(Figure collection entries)
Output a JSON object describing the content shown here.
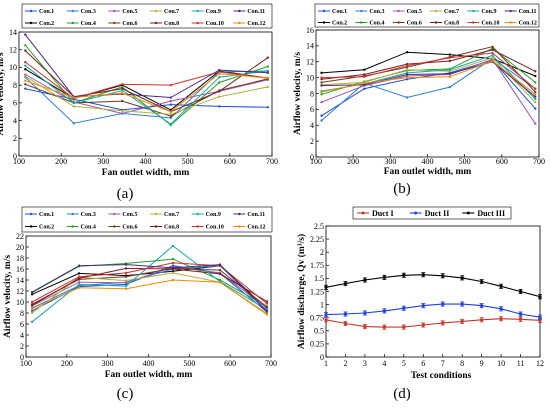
{
  "figure": {
    "panel_labels": [
      "(a)",
      "(b)",
      "(c)",
      "(d)"
    ]
  },
  "series_colors": [
    "#1f4fd8",
    "#000000",
    "#2e7fd0",
    "#27a12b",
    "#9b59b6",
    "#6b3f1f",
    "#b0b040",
    "#7a1f1f",
    "#14a8a8",
    "#cc3333",
    "#4b2a7a",
    "#f08a00"
  ],
  "chart_data": [
    {
      "type": "line",
      "panel": "(a)",
      "xlabel": "Fan outlet width, mm",
      "ylabel": "Airflow velocity,  m/s",
      "xlim": [
        100,
        700
      ],
      "ylim": [
        0,
        14
      ],
      "xticks": [
        100,
        200,
        300,
        400,
        500,
        600,
        700
      ],
      "yticks": [
        0,
        2,
        4,
        6,
        8,
        10,
        12,
        14
      ],
      "x": [
        115,
        230,
        345,
        460,
        575,
        690
      ],
      "legend_position": "top",
      "series": [
        {
          "name": "Con.1",
          "values": [
            7.6,
            6.4,
            5.2,
            5.8,
            5.6,
            5.5
          ]
        },
        {
          "name": "Con.2",
          "values": [
            9.8,
            6.5,
            8.0,
            5.2,
            9.6,
            8.8
          ]
        },
        {
          "name": "Con.3",
          "values": [
            8.9,
            3.7,
            4.8,
            4.3,
            9.5,
            9.6
          ]
        },
        {
          "name": "Con.4",
          "values": [
            12.5,
            6.0,
            7.8,
            3.5,
            8.3,
            10.1
          ]
        },
        {
          "name": "Con.5",
          "values": [
            9.2,
            6.1,
            4.8,
            6.2,
            7.3,
            8.6
          ]
        },
        {
          "name": "Con.6",
          "values": [
            8.1,
            6.0,
            6.2,
            4.5,
            7.4,
            8.7
          ]
        },
        {
          "name": "Con.7",
          "values": [
            9.0,
            5.6,
            5.1,
            4.7,
            6.7,
            7.8
          ]
        },
        {
          "name": "Con.8",
          "values": [
            11.9,
            6.7,
            7.6,
            5.0,
            7.3,
            11.1
          ]
        },
        {
          "name": "Con.9",
          "values": [
            10.2,
            6.0,
            7.4,
            3.6,
            8.9,
            9.6
          ]
        },
        {
          "name": "Con.10",
          "values": [
            10.6,
            6.5,
            8.1,
            8.0,
            9.5,
            8.8
          ]
        },
        {
          "name": "Con.11",
          "values": [
            13.7,
            6.7,
            7.0,
            6.6,
            9.7,
            9.4
          ]
        },
        {
          "name": "Con.12",
          "values": [
            8.5,
            6.6,
            7.1,
            5.0,
            9.3,
            8.8
          ]
        }
      ]
    },
    {
      "type": "line",
      "panel": "(b)",
      "xlabel": "Fan outlet width, mm",
      "ylabel": "Airflow velocity, m/s",
      "xlim": [
        100,
        700
      ],
      "ylim": [
        0,
        16
      ],
      "xticks": [
        100,
        200,
        300,
        400,
        500,
        600,
        700
      ],
      "yticks": [
        0,
        2,
        4,
        6,
        8,
        10,
        12,
        14,
        16
      ],
      "x": [
        115,
        230,
        345,
        460,
        575,
        690
      ],
      "legend_position": "top",
      "series": [
        {
          "name": "Con.1",
          "values": [
            5.2,
            8.6,
            9.8,
            10.6,
            12.2,
            6.1
          ]
        },
        {
          "name": "Con.2",
          "values": [
            10.6,
            11.0,
            13.2,
            12.9,
            12.4,
            10.2
          ]
        },
        {
          "name": "Con.3",
          "values": [
            4.6,
            9.3,
            7.5,
            8.8,
            12.4,
            8.6
          ]
        },
        {
          "name": "Con.4",
          "values": [
            7.9,
            9.5,
            10.9,
            11.1,
            13.7,
            9.4
          ]
        },
        {
          "name": "Con.5",
          "values": [
            6.9,
            9.0,
            10.2,
            10.4,
            12.3,
            4.2
          ]
        },
        {
          "name": "Con.6",
          "values": [
            9.4,
            10.2,
            11.3,
            12.6,
            13.9,
            8.2
          ]
        },
        {
          "name": "Con.7",
          "values": [
            9.1,
            9.4,
            11.0,
            10.8,
            12.5,
            6.9
          ]
        },
        {
          "name": "Con.8",
          "values": [
            9.8,
            10.4,
            11.7,
            12.1,
            13.5,
            10.8
          ]
        },
        {
          "name": "Con.9",
          "values": [
            8.3,
            9.2,
            10.6,
            11.0,
            12.8,
            7.3
          ]
        },
        {
          "name": "Con.10",
          "values": [
            10.0,
            10.1,
            11.5,
            12.5,
            13.1,
            8.6
          ]
        },
        {
          "name": "Con.11",
          "values": [
            9.0,
            9.1,
            10.4,
            10.5,
            12.0,
            7.6
          ]
        },
        {
          "name": "Con.12",
          "values": [
            8.2,
            9.3,
            10.0,
            10.1,
            12.1,
            7.9
          ]
        }
      ]
    },
    {
      "type": "line",
      "panel": "(c)",
      "xlabel": "Fan outlet width, mm",
      "ylabel": "Airflow velocity, m/s",
      "xlim": [
        100,
        700
      ],
      "ylim": [
        0,
        22
      ],
      "xticks": [
        100,
        200,
        300,
        400,
        500,
        600,
        700
      ],
      "yticks": [
        0,
        2,
        4,
        6,
        8,
        10,
        12,
        14,
        16,
        18,
        20,
        22
      ],
      "x": [
        115,
        230,
        345,
        460,
        575,
        690
      ],
      "legend_position": "top",
      "series": [
        {
          "name": "Con.1",
          "values": [
            8.4,
            12.8,
            13.2,
            16.6,
            15.2,
            8.2
          ]
        },
        {
          "name": "Con.2",
          "values": [
            11.4,
            15.2,
            14.8,
            15.6,
            16.6,
            8.8
          ]
        },
        {
          "name": "Con.3",
          "values": [
            8.9,
            13.0,
            13.6,
            16.0,
            16.6,
            8.4
          ]
        },
        {
          "name": "Con.4",
          "values": [
            11.7,
            16.5,
            17.0,
            17.8,
            14.0,
            9.2
          ]
        },
        {
          "name": "Con.5",
          "values": [
            9.3,
            13.6,
            13.5,
            16.4,
            15.3,
            8.9
          ]
        },
        {
          "name": "Con.6",
          "values": [
            9.6,
            14.1,
            14.6,
            16.1,
            15.8,
            9.1
          ]
        },
        {
          "name": "Con.7",
          "values": [
            8.0,
            14.5,
            13.9,
            15.3,
            13.6,
            7.7
          ]
        },
        {
          "name": "Con.8",
          "values": [
            9.4,
            14.3,
            16.1,
            16.0,
            15.1,
            10.1
          ]
        },
        {
          "name": "Con.9",
          "values": [
            6.4,
            13.2,
            12.9,
            20.2,
            13.7,
            8.6
          ]
        },
        {
          "name": "Con.10",
          "values": [
            10.0,
            14.6,
            15.3,
            17.1,
            16.6,
            9.7
          ]
        },
        {
          "name": "Con.11",
          "values": [
            11.8,
            16.6,
            16.8,
            16.2,
            16.8,
            8.3
          ]
        },
        {
          "name": "Con.12",
          "values": [
            8.8,
            12.6,
            12.4,
            14.0,
            13.6,
            7.9
          ]
        }
      ]
    },
    {
      "type": "line",
      "panel": "(d)",
      "xlabel": "Test conditions",
      "ylabel": "Airflow discharge, Qv (m³/s)",
      "xlim": [
        1,
        12
      ],
      "ylim": [
        0,
        2.5
      ],
      "xticks": [
        1,
        2,
        3,
        4,
        5,
        6,
        7,
        8,
        9,
        10,
        11,
        12
      ],
      "yticks": [
        0,
        0.25,
        0.5,
        0.75,
        1,
        1.25,
        1.5,
        1.75,
        2,
        2.25,
        2.5
      ],
      "ytick_labels": [
        "0",
        "0.25",
        "0.5",
        "0.75",
        "1",
        "1.25",
        "1.5",
        "1.75",
        "2",
        "2.25",
        "2.5"
      ],
      "x": [
        1,
        2,
        3,
        4,
        5,
        6,
        7,
        8,
        9,
        10,
        11,
        12
      ],
      "legend_position": "top",
      "error_bars": true,
      "series": [
        {
          "name": "Duct I",
          "color": "#c0392b",
          "values": [
            0.71,
            0.64,
            0.58,
            0.57,
            0.57,
            0.61,
            0.65,
            0.68,
            0.71,
            0.73,
            0.72,
            0.7
          ]
        },
        {
          "name": "Duct II",
          "color": "#1f3fd8",
          "values": [
            0.81,
            0.82,
            0.84,
            0.88,
            0.93,
            0.98,
            1.01,
            1.01,
            0.98,
            0.92,
            0.82,
            0.76
          ]
        },
        {
          "name": "Duct III",
          "color": "#000000",
          "values": [
            1.33,
            1.4,
            1.47,
            1.52,
            1.56,
            1.57,
            1.55,
            1.51,
            1.44,
            1.35,
            1.25,
            1.15
          ]
        }
      ]
    }
  ]
}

**Work to be completed**
Say how many lines in the entries contain the string "Duct", and leave out everything else.

**Full response**
3